═══ INFORMATION SUPPLIED ═══
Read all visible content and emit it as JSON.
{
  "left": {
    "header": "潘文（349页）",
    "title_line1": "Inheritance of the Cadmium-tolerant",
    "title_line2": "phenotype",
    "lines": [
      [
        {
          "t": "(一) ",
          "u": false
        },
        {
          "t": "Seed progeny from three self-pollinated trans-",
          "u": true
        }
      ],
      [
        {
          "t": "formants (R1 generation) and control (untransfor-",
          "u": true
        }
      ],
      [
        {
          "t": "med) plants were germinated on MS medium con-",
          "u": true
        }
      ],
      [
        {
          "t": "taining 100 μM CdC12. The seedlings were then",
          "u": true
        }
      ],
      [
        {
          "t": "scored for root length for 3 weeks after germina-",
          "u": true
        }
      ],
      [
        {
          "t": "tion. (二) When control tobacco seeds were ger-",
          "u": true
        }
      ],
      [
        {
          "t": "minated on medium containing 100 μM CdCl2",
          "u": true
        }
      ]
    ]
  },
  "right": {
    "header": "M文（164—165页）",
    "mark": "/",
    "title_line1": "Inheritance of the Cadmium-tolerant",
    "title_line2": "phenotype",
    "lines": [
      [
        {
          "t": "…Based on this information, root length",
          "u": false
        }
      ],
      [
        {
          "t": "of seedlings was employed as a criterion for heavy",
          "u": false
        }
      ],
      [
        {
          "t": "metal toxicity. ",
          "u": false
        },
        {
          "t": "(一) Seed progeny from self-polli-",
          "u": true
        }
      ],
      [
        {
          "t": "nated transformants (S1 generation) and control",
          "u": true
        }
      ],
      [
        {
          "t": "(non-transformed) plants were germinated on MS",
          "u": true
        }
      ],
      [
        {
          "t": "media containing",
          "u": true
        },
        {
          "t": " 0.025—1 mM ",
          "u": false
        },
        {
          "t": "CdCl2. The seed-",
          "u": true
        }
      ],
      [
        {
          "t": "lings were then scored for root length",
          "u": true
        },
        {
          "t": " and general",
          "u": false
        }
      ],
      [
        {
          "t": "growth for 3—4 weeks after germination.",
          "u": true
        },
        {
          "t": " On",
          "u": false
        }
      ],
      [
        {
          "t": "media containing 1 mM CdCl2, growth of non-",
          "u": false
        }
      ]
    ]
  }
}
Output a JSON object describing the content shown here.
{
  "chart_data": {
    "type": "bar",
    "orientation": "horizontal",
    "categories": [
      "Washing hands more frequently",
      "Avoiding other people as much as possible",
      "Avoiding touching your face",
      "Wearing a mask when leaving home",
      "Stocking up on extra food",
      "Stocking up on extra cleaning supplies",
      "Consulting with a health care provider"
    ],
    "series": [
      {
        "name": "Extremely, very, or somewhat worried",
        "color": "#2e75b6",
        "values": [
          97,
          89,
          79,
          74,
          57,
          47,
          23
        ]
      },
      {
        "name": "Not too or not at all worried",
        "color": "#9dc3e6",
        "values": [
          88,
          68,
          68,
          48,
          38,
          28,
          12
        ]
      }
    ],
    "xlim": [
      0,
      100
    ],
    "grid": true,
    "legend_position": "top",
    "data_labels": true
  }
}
═══
## EXERCISE BRIEF
Pick out each line in the material containing "seedlings".

## EXERCISE OUTPUT
          "t": "taining 100 μM CdC12. The seedlings were then",
          "t": "of seedlings was employed as a criterion for heavy",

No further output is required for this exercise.